* WORK INSTRUCTIONS:
Name each conflict pattern in plots that the excerpt on conflict and climax describes.

Conflict and Climax In Brief:
We plunged into the study of conflict and climax. Conflicts, or problems, are probably the single most important factor in propelling readers through pages. Climax occurs when readers feel the most story tension, when they most want to know what’s going to happen. You can visualize the relationship between them by imagining a story as climbing a mountain that gets steeper and steeper with each conflict until, at the very top of the mountain, you find the climax. Climax occurs when the character faces the worst dilemma of all, or can no longer deny the problem because of how it has grown. A 5th grade student once told me that when you reach the climax, “you stop, pause, and take a look around” before you start down the mountain, allowing readers to feel the full weight of the all conflicts before you reach a satisfying resolution.
When a story is boring, it’s often because there aren’t enough conflicts, or the conflicts aren’t strong enough. Conflicts are most crucial in the middle of stories when there is a tendency for a reader’s interest to lessen. Strong, connected conflicts keep readers caring and engaged in reading.
There are all kinds of conflicts. Sometimes conflicts cut across a character’s motivation. Sometimes they occur when two character’s motivations bang up against each other and make for problems. Conflicts can start out as external conflicts when the character encounters a hard situation and shift to inner conflicts if the character has a difficult choice to make.
When thinking about developing conflicts in writing, you have to be mean to your characters, adding conflicts shows that character and motivation are so strong, they can overcome any obstacle. We care about characters because of the way they deal with conflicts and that’s important too.
There are all kinds of conflict patterns in plots, but in the most successful ones they are connected in some way. Sometimes a character solves a problem only to have another arise. Fairy tales generally have three problems for a hero/heroine to solve. Other times conflicts build, growing stronger and stronger until they were “as bad as it gets” and then you’ve reached the climax.
Conflict: Reading Like A Writer

We read Karen William’s My Name is Sangoel (Eerdmans, 2009; ages 8-10) On the first page, Sangoel, his mother and sister leave his war-torn homeland of Sudan for America. He takes little with him but the name his father and his Dinka ancestors have carried. His name means everything to him, but in America no one can pronounce it. Sangoel becomes more and more withdrawn until he finds an inventive way to make his name and himself known.
We asked some of these questions:
How soon do you know the character’s conflict?
We had a pretty strong hint by the first page that Sangoel was leaving everything behind (including his father who has died) and this sets a foundation for the conflicts about his name to arise—happening the first time when he reaches America and the woman who greets the family mispronounces his name.
What kind of conflict does this story have?

Rows from a layout dataset:

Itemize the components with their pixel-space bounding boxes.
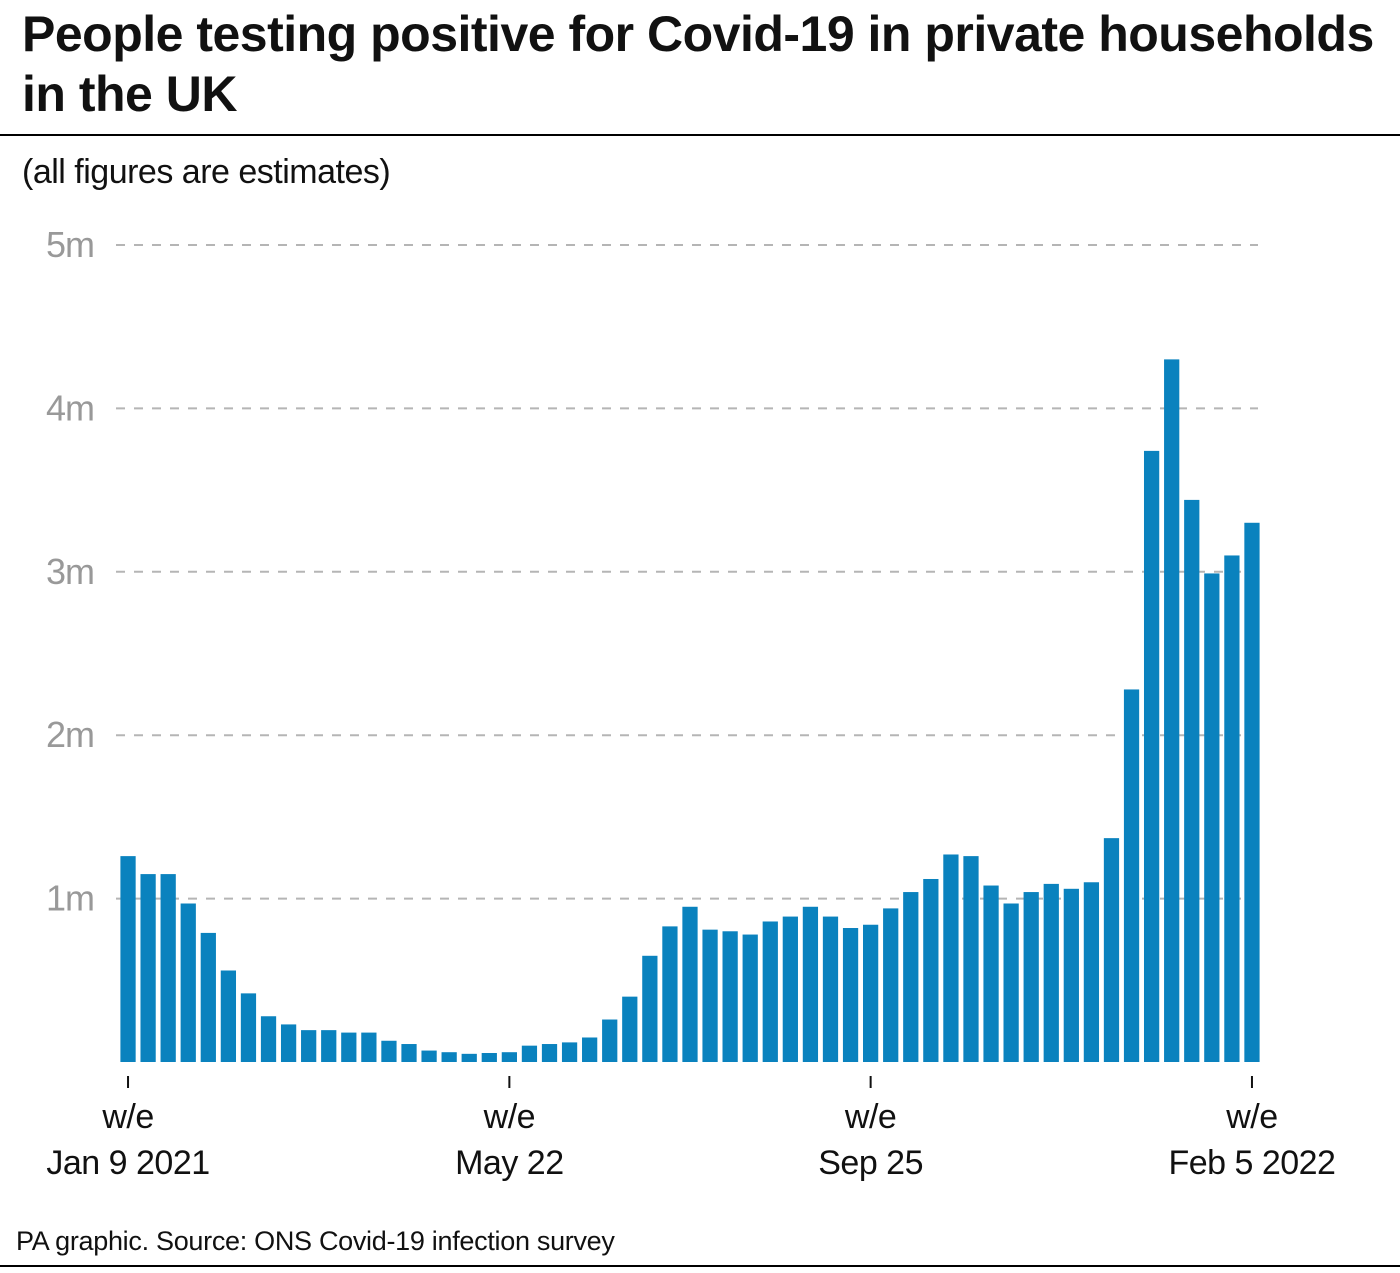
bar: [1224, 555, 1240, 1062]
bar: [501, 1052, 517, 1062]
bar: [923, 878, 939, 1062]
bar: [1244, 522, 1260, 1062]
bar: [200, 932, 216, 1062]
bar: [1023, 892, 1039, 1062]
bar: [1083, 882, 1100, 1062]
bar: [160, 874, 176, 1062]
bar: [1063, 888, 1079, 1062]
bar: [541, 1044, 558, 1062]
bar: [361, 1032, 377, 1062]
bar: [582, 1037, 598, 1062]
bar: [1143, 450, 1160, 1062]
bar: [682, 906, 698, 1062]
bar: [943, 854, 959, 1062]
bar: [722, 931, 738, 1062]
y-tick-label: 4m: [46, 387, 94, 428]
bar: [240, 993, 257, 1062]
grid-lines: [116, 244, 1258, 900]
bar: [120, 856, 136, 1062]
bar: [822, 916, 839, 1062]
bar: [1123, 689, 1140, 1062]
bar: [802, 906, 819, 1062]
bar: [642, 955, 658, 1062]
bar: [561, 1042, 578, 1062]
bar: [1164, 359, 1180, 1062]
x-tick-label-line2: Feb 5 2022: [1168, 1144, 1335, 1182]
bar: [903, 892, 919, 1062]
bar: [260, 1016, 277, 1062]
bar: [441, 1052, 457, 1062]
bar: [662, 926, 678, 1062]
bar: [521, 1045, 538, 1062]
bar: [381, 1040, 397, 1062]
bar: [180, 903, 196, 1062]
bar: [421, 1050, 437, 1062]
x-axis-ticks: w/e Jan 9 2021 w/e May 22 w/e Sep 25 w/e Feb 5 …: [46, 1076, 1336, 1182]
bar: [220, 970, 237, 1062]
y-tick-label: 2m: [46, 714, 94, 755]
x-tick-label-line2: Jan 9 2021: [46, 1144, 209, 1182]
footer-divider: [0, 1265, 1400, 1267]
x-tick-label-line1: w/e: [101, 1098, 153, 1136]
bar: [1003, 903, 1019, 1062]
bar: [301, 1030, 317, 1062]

* OUTPUT BELOW:
- A character solves a problem only to have another arise.
- A hero or heroine has three problems to solve, as in most fairy tales.
- Conflicts build, growing stronger and stronger until they are "as bad as it gets," which is where the climax is reached.